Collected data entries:
________
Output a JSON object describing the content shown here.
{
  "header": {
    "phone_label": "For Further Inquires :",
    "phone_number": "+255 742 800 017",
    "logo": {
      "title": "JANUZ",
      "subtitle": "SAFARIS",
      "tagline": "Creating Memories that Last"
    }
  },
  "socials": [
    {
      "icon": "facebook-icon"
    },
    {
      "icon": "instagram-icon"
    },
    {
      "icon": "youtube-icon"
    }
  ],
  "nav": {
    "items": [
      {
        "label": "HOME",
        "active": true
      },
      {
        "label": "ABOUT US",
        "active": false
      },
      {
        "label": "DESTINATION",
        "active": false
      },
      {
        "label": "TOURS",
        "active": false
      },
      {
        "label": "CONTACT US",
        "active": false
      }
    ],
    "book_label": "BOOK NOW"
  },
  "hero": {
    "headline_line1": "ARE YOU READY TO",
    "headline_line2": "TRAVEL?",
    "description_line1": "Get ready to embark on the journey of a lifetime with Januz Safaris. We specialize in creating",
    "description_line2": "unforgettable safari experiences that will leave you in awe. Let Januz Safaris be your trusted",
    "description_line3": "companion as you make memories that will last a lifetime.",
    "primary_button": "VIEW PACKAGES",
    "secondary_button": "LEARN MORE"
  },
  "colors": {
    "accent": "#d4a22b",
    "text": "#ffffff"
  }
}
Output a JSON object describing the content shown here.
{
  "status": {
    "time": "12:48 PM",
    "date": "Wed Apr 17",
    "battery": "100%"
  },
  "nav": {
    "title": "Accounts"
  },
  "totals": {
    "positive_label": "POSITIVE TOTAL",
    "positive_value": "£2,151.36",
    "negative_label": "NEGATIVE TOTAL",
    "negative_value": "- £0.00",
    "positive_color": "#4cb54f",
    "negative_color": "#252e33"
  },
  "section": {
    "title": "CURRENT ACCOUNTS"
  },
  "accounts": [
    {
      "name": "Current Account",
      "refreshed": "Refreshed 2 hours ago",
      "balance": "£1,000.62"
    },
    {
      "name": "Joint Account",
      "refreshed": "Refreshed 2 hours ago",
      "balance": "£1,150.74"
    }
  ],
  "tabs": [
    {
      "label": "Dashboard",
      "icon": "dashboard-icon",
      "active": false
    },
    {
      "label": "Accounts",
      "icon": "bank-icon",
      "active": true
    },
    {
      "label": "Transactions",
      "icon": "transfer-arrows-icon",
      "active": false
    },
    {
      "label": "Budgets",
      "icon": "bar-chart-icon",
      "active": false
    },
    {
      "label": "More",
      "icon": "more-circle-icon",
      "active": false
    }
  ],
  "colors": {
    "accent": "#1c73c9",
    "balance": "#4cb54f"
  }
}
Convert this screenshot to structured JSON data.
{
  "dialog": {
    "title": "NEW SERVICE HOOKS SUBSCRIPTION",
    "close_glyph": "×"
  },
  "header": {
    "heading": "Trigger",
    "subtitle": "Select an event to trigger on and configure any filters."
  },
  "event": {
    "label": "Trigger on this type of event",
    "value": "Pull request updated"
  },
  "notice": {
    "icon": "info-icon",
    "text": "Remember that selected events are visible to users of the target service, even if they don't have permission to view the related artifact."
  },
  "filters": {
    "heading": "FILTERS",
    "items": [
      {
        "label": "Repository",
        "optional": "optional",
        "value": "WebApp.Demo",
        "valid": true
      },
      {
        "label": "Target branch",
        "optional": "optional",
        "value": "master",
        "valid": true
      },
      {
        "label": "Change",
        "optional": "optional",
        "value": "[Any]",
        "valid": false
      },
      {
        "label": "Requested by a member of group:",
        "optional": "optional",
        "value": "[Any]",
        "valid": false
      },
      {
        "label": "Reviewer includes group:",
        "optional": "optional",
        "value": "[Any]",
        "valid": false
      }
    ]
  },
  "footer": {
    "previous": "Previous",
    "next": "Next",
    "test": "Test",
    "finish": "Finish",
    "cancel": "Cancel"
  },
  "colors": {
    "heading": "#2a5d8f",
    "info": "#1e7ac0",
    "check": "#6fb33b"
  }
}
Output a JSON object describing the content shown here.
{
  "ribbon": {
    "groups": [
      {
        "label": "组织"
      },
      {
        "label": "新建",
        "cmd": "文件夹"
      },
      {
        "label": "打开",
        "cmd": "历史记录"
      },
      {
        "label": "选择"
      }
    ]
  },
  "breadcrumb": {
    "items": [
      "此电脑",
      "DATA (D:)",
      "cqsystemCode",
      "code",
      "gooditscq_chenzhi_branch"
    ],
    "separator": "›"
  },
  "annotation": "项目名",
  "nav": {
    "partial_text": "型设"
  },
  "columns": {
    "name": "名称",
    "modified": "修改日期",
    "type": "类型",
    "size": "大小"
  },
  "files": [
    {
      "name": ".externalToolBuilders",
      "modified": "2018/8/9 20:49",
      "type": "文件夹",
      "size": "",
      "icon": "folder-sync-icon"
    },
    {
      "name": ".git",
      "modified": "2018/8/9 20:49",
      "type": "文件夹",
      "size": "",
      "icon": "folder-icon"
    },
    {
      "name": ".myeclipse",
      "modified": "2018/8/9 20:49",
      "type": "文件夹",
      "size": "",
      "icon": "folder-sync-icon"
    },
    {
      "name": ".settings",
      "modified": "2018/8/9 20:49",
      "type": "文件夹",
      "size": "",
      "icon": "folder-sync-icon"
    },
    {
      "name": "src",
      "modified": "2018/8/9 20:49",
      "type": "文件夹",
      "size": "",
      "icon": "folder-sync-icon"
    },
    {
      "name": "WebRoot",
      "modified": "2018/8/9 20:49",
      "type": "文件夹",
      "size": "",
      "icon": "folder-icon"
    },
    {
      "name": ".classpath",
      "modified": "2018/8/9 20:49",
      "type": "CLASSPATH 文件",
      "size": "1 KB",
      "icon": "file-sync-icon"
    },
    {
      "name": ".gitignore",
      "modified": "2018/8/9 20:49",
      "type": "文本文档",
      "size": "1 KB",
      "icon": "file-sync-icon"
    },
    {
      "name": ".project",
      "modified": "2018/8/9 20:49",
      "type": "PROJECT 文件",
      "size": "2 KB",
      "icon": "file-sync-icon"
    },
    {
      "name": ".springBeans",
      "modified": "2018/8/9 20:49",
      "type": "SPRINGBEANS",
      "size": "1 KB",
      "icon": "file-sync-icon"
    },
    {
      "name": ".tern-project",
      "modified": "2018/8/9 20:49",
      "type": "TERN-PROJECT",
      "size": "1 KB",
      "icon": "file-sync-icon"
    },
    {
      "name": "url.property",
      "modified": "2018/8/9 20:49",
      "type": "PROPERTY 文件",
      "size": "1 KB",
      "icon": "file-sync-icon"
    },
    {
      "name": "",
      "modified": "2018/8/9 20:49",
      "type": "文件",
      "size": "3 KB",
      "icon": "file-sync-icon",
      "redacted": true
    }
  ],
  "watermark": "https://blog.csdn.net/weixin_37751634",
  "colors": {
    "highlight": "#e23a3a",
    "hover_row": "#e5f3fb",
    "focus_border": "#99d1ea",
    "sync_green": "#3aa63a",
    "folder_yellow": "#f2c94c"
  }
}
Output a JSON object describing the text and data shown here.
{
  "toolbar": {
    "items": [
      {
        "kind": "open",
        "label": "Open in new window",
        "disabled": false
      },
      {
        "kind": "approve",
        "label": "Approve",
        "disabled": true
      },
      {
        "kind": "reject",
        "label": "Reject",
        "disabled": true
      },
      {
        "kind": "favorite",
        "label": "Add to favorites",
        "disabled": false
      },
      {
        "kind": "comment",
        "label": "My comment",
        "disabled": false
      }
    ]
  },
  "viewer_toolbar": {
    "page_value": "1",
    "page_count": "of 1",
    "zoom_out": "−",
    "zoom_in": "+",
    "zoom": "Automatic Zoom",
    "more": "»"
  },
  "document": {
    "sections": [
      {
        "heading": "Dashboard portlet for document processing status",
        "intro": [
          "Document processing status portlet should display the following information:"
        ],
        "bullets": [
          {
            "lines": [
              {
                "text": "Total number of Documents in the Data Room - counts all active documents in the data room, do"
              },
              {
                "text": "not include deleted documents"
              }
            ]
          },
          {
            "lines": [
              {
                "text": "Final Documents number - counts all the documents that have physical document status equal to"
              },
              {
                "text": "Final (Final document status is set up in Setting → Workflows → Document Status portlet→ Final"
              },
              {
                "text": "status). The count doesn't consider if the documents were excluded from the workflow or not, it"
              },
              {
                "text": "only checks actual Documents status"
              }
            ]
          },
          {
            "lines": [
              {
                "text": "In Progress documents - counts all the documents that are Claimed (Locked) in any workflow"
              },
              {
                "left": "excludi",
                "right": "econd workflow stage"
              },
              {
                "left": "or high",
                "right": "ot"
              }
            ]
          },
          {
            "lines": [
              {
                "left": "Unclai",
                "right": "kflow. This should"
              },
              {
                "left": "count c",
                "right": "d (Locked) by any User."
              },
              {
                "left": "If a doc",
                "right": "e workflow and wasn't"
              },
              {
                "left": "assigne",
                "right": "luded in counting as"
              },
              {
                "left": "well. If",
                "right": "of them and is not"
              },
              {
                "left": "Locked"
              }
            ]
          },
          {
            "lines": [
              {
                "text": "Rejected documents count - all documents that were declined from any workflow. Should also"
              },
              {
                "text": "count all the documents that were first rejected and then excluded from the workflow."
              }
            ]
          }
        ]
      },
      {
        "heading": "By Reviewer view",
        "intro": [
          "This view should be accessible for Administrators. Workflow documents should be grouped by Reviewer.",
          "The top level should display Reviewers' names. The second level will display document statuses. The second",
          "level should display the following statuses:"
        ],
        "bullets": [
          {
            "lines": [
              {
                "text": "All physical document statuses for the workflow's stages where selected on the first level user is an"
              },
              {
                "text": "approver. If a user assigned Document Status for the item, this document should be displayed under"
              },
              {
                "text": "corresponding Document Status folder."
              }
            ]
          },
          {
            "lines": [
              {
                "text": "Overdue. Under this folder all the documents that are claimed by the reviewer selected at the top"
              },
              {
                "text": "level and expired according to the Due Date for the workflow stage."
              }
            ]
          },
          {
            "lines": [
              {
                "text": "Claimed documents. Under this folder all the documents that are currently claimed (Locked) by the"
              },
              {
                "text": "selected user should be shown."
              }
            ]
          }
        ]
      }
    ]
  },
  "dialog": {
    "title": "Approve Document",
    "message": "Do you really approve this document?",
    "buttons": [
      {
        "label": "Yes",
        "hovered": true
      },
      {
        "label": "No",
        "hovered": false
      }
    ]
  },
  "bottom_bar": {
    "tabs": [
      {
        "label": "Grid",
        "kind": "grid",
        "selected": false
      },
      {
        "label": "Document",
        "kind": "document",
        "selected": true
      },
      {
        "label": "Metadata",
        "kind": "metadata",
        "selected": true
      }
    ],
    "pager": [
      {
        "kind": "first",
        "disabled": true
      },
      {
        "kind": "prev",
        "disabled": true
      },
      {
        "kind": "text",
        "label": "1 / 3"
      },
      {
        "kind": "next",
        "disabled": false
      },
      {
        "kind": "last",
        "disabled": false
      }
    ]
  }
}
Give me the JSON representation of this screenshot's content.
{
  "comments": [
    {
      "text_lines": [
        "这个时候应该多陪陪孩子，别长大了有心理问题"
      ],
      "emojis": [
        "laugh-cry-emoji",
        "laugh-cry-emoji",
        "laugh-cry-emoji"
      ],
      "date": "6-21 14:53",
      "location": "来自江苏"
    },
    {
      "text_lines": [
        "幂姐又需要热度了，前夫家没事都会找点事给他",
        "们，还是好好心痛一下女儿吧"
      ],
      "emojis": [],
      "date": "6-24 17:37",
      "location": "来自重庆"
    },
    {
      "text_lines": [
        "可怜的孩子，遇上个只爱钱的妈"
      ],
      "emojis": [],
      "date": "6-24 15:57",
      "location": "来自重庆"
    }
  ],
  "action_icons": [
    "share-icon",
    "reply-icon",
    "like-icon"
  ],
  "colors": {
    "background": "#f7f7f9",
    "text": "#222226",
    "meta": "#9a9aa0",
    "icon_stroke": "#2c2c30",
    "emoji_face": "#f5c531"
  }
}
________
REQUIREMENT: Pick out and copy every line that contains the word "first".

PROBLEM SOLUTION:
                "text": "count all the documents that were first rejected and then excluded from the workflow."
                "text": "All physical document statuses for the workflow's stages where selected on the first level user is an"
        "kind": "first",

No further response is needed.